Data entries:
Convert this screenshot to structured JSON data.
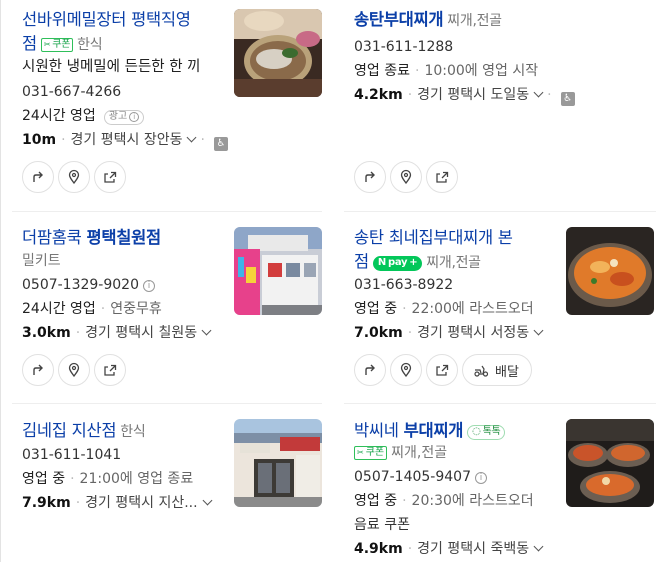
{
  "colors": {
    "title": "#0b3fa8",
    "coupon_green": "#17a34a",
    "npay_green": "#03c75a"
  },
  "actions": {
    "route_icon": "route-icon",
    "pin_icon": "location-pin-icon",
    "share_icon": "share-icon",
    "delivery_label": "배달"
  },
  "cards": [
    {
      "name_line1": "선바위메밀장터 평택직영",
      "name_line2": "점",
      "coupon": "쿠폰",
      "category": "한식",
      "desc": "시원한 냉메밀에 든든한 한 끼",
      "phone": "031-667-4266",
      "hours": "24시간 영업",
      "ad": "광고",
      "distance": "10m",
      "address": "경기 평택시 장안동"
    },
    {
      "name": "송탄부대찌개",
      "category": "찌개,전골",
      "phone": "031-611-1288",
      "status": "영업 종료",
      "hours_detail": "10:00에 영업 시작",
      "distance": "4.2km",
      "address": "경기 평택시 도일동"
    },
    {
      "name_plain": "더팜홈쿡",
      "name_bold": "평택칠원점",
      "category": "밀키트",
      "phone": "0507-1329-9020",
      "hours": "24시간 영업",
      "extra": "연중무휴",
      "distance": "3.0km",
      "address": "경기 평택시 칠원동"
    },
    {
      "name_line1": "송탄 최네집부대찌개 본",
      "name_line2": "점",
      "npay": "pay",
      "category": "찌개,전골",
      "phone": "031-663-8922",
      "status": "영업 중",
      "hours_detail": "22:00에 라스트오더",
      "distance": "7.0km",
      "address": "경기 평택시 서정동"
    },
    {
      "name": "김네집 지산점",
      "category": "한식",
      "phone": "031-611-1041",
      "status": "영업 중",
      "hours_detail": "21:00에 영업 종료",
      "distance": "7.9km",
      "address": "경기 평택시 지산..."
    },
    {
      "name_plain": "박씨네",
      "name_bold": "부대찌개",
      "talk": "톡톡",
      "coupon": "쿠폰",
      "category": "찌개,전골",
      "phone": "0507-1405-9407",
      "status": "영업 중",
      "hours_detail": "20:30에 라스트오더",
      "extra": "음료 쿠폰",
      "distance": "4.9km",
      "address": "경기 평택시 죽백동"
    }
  ]
}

**GIVEN REQUEST**
Copy out every line in the entries above that holds "distance".

**RESPONSE TO THE TASK**
      "distance": "10m",
      "distance": "4.2km",
      "distance": "3.0km",
      "distance": "7.0km",
      "distance": "7.9km",
      "distance": "4.9km",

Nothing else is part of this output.